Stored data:

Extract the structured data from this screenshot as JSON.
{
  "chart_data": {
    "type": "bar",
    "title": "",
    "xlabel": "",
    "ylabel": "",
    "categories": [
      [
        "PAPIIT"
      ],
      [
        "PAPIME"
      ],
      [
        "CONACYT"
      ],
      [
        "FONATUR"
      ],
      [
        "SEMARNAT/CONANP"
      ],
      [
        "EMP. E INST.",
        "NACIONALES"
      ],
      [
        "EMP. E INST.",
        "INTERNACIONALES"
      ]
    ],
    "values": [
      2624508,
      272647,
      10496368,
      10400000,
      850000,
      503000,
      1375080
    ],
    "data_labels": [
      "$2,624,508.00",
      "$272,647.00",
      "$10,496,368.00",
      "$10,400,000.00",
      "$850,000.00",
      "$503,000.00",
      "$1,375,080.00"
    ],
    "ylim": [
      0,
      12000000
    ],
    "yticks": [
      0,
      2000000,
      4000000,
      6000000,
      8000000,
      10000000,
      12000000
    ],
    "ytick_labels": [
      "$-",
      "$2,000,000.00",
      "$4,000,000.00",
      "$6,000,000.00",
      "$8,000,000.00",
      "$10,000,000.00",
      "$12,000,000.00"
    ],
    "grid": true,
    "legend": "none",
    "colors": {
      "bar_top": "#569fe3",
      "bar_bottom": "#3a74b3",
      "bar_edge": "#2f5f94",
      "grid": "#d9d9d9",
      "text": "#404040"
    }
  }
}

Goal of the exercise: Take the entries above and transcribe them in full.

The result:
Extract the structured data from this screenshot as JSON.
{
  "chart_data": {
    "type": "bar",
    "title": "",
    "xlabel": "",
    "ylabel": "",
    "categories": [
      [
        "PAPIIT"
      ],
      [
        "PAPIME"
      ],
      [
        "CONACYT"
      ],
      [
        "FONATUR"
      ],
      [
        "SEMARNAT/CONANP"
      ],
      [
        "EMP. E INST.",
        "NACIONALES"
      ],
      [
        "EMP. E INST.",
        "INTERNACIONALES"
      ]
    ],
    "values": [
      2624508,
      272647,
      10496368,
      10400000,
      850000,
      503000,
      1375080
    ],
    "data_labels": [
      "$2,624,508.00",
      "$272,647.00",
      "$10,496,368.00",
      "$10,400,000.00",
      "$850,000.00",
      "$503,000.00",
      "$1,375,080.00"
    ],
    "ylim": [
      0,
      12000000
    ],
    "yticks": [
      0,
      2000000,
      4000000,
      6000000,
      8000000,
      10000000,
      12000000
    ],
    "ytick_labels": [
      "$-",
      "$2,000,000.00",
      "$4,000,000.00",
      "$6,000,000.00",
      "$8,000,000.00",
      "$10,000,000.00",
      "$12,000,000.00"
    ],
    "grid": true,
    "legend": "none",
    "colors": {
      "bar_top": "#569fe3",
      "bar_bottom": "#3a74b3",
      "bar_edge": "#2f5f94",
      "grid": "#d9d9d9",
      "text": "#404040"
    }
  }
}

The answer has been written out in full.